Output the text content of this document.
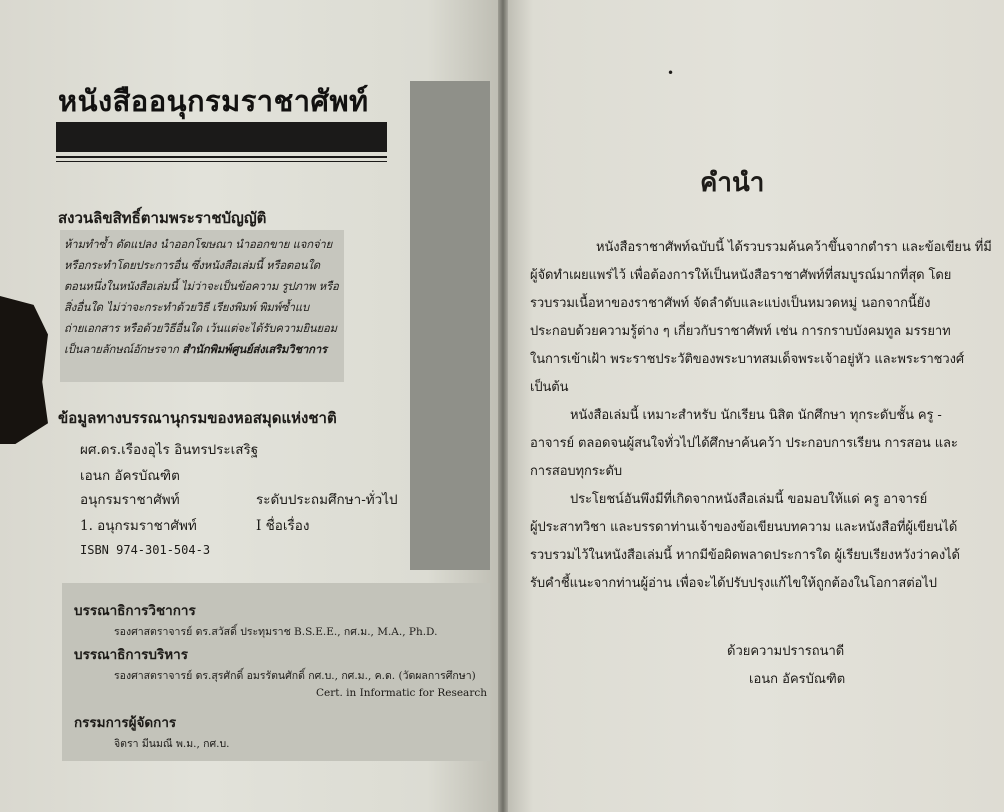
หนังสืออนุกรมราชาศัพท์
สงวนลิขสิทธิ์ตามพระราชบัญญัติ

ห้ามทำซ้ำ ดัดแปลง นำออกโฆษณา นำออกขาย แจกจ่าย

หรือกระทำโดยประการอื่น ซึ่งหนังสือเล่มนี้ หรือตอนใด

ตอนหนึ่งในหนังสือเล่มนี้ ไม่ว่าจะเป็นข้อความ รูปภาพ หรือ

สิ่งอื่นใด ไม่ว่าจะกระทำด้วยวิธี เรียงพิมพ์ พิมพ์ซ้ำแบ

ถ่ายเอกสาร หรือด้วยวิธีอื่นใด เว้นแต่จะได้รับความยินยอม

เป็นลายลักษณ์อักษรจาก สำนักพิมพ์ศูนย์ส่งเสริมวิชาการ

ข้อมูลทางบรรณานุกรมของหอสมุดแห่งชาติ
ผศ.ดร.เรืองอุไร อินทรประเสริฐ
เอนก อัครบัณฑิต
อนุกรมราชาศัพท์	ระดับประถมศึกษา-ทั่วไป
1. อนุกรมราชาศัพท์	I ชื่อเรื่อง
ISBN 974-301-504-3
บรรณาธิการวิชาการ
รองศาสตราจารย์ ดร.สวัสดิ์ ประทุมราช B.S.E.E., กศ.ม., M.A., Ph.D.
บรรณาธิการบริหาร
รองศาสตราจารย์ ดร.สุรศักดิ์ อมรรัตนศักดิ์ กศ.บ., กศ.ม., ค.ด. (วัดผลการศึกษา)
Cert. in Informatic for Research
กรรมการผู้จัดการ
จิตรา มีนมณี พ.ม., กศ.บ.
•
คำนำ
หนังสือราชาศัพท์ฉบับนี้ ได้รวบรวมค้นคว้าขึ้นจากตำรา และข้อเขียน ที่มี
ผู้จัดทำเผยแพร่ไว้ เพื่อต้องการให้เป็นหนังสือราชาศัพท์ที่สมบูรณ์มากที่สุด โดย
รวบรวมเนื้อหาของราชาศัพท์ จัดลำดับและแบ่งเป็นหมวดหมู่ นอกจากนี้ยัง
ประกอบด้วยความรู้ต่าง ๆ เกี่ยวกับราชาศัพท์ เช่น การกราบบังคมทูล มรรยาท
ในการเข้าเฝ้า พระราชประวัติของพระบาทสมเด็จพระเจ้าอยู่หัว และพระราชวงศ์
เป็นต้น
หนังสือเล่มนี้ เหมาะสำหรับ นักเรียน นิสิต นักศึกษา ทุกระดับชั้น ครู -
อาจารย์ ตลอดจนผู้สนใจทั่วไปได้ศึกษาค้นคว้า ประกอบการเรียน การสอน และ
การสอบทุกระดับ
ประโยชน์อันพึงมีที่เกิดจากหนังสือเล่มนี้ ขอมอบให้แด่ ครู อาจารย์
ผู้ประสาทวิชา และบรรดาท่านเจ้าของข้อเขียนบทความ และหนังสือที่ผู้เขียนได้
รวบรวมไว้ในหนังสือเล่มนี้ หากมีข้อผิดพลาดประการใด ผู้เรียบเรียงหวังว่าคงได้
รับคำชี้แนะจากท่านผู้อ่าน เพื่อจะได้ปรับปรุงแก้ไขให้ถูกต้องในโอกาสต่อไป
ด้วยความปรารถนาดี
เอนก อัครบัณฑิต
==
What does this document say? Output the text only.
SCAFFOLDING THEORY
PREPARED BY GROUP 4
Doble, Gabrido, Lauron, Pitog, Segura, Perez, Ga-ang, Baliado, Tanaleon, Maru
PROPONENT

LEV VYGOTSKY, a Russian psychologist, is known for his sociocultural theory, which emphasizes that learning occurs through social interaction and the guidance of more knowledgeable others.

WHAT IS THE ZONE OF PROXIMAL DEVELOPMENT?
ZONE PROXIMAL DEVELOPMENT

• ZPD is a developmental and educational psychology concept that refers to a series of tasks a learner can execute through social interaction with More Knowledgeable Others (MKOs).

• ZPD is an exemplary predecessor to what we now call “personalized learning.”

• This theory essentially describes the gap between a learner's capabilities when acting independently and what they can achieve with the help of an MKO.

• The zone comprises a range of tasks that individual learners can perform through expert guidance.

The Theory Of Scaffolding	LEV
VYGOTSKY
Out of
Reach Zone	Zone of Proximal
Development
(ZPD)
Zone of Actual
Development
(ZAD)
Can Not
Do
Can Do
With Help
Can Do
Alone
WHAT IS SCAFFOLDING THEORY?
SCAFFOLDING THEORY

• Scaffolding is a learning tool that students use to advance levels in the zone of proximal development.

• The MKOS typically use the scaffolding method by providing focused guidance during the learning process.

▶ **YOUR INSTRUCTIONS**:
Lines containing the string "รองศาสตราจารย" are to be selected and copied.

▶ **RESPONSE**:
รองศาสตราจารย์ ดร.สวัสดิ์ ประทุมราช B.S.E.E., กศ.ม., M.A., Ph.D.
รองศาสตราจารย์ ดร.สุรศักดิ์ อมรรัตนศักดิ์ กศ.บ., กศ.ม., ค.ด. (วัดผลการศึกษา)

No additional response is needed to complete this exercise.